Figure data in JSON
** start **
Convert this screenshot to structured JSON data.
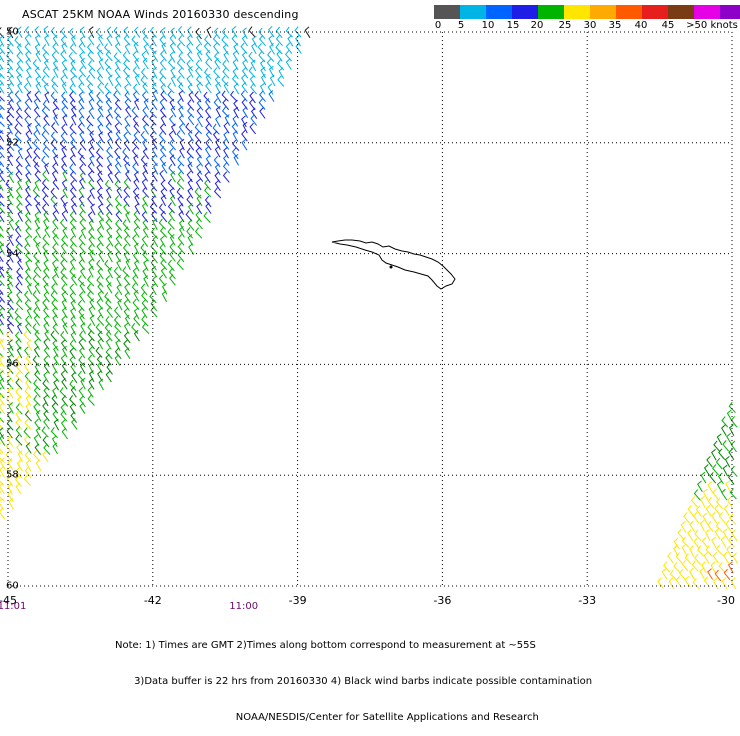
{
  "title": "ASCAT 25KM NOAA Winds 20160330 descending",
  "colorbar": {
    "colors": [
      "#555555",
      "#00b4e6",
      "#0064ff",
      "#1e1ee6",
      "#00b400",
      "#ffe600",
      "#ffaa00",
      "#ff5a00",
      "#e61e1e",
      "#7a3c14",
      "#e600e6",
      "#8c00c8",
      "#440088"
    ],
    "labels": [
      "0",
      "5",
      "10",
      "15",
      "20",
      "25",
      "30",
      "35",
      "40",
      "45",
      ">50 knots"
    ]
  },
  "map": {
    "lat_range": [
      -60,
      -50
    ],
    "lon_range": [
      -45,
      -30
    ],
    "lat_labels": [
      "50",
      "52",
      "54",
      "56",
      "58",
      "60"
    ],
    "lon_labels": [
      "-45",
      "-42",
      "-39",
      "-36",
      "-33",
      "-30"
    ]
  },
  "times": [
    {
      "label": "11:01",
      "lon": -45
    },
    {
      "label": "11:00",
      "lon": -40.2
    }
  ],
  "notes": [
    "Note: 1) Times are GMT 2)Times along bottom correspond to measurement at ~55S",
    "      3)Data buffer is 22 hrs from 20160330 4) Black wind barbs indicate possible contamination",
    "                                      NOAA/NESDIS/Center for Satellite Applications and Research"
  ]
}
** end **
* **YOUR INSTRUCTIONS**: Report back each line of the entries that holds the string "NOAA".

* **ANSWER IN FULL**:
  "title": "ASCAT 25KM NOAA Winds 20160330 descending",
    "                                      NOAA/NESDIS/Center for Satellite Applications and Research"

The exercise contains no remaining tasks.